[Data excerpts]
** begin **

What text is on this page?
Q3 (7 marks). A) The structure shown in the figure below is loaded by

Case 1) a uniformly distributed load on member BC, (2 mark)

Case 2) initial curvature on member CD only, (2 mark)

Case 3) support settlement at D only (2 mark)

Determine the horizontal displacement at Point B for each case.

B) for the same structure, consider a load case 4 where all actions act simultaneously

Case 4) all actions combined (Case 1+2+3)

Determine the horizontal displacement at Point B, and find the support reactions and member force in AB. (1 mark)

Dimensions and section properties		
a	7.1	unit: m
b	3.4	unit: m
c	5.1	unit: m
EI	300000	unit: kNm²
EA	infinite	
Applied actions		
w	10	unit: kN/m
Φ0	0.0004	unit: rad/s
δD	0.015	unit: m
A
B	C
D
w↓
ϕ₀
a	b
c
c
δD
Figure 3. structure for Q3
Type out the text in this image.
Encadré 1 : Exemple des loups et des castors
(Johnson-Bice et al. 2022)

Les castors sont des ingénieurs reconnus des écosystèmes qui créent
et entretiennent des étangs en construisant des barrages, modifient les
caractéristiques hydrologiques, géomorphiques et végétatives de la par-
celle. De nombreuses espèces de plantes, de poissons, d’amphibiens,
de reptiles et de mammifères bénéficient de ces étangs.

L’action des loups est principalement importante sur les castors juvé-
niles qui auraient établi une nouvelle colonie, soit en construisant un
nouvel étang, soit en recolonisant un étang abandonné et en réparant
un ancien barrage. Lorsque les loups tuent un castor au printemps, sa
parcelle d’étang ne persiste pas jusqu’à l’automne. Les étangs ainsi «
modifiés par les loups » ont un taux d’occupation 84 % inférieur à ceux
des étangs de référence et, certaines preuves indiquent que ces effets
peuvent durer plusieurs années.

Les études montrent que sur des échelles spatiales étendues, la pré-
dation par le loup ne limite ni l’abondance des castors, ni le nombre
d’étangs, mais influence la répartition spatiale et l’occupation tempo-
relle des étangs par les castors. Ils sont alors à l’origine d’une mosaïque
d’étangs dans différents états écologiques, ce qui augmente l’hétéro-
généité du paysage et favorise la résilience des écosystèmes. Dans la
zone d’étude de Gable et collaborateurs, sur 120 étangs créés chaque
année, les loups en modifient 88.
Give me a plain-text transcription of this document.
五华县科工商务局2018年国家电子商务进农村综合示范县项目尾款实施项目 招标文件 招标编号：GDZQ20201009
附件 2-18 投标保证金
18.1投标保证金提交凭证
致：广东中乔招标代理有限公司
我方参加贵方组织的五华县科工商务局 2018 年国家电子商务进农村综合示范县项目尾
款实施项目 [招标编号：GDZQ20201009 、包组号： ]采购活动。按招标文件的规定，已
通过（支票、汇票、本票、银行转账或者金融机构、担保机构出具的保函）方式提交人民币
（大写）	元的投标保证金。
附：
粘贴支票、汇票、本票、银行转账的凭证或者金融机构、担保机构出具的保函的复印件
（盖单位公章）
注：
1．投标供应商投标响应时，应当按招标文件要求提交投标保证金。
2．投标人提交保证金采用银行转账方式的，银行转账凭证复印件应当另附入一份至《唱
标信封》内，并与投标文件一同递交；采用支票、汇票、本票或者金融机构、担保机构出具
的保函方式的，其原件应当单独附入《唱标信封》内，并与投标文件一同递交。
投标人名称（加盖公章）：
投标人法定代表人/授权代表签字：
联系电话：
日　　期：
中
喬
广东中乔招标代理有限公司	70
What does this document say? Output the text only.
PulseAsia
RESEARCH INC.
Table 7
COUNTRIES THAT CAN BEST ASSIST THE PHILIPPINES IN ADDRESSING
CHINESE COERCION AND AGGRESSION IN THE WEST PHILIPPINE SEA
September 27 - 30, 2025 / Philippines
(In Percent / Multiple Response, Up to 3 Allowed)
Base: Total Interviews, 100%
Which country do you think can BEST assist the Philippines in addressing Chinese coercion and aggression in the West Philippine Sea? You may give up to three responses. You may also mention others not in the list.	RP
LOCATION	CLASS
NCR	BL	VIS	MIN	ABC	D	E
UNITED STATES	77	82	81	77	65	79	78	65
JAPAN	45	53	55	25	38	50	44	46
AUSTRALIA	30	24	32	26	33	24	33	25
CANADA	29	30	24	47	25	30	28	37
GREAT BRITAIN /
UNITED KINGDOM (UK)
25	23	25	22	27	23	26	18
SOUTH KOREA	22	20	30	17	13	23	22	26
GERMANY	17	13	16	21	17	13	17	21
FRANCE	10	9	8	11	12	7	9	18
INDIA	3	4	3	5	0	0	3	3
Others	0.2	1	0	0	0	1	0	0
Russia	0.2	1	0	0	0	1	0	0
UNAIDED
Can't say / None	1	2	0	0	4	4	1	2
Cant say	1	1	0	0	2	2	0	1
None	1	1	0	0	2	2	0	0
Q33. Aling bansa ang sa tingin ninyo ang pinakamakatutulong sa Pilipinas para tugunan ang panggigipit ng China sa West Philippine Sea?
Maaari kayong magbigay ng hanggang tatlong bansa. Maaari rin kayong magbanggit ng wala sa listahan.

** end **

Description of the task.
Transcribe the records above exactly, but only from the line that contains "What does this" through their final line, inclusive.

Problem solution.
What does this document say? Output the text only.
PulseAsia
RESEARCH INC.
Table 7
COUNTRIES THAT CAN BEST ASSIST THE PHILIPPINES IN ADDRESSING
CHINESE COERCION AND AGGRESSION IN THE WEST PHILIPPINE SEA
September 27 - 30, 2025 / Philippines
(In Percent / Multiple Response, Up to 3 Allowed)
Base: Total Interviews, 100%
Which country do you think can BEST assist the Philippines in addressing Chinese coercion and aggression in the West Philippine Sea? You may give up to three responses. You may also mention others not in the list.	RP
LOCATION	CLASS
NCR	BL	VIS	MIN	ABC	D	E
UNITED STATES	77	82	81	77	65	79	78	65
JAPAN	45	53	55	25	38	50	44	46
AUSTRALIA	30	24	32	26	33	24	33	25
CANADA	29	30	24	47	25	30	28	37
GREAT BRITAIN /
UNITED KINGDOM (UK)
25	23	25	22	27	23	26	18
SOUTH KOREA	22	20	30	17	13	23	22	26
GERMANY	17	13	16	21	17	13	17	21
FRANCE	10	9	8	11	12	7	9	18
INDIA	3	4	3	5	0	0	3	3
Others	0.2	1	0	0	0	1	0	0
Russia	0.2	1	0	0	0	1	0	0
UNAIDED
Can't say / None	1	2	0	0	4	4	1	2
Cant say	1	1	0	0	2	2	0	1
None	1	1	0	0	2	2	0	0
Q33. Aling bansa ang sa tingin ninyo ang pinakamakatutulong sa Pilipinas para tugunan ang panggigipit ng China sa West Philippine Sea?
Maaari kayong magbigay ng hanggang tatlong bansa. Maaari rin kayong magbanggit ng wala sa listahan.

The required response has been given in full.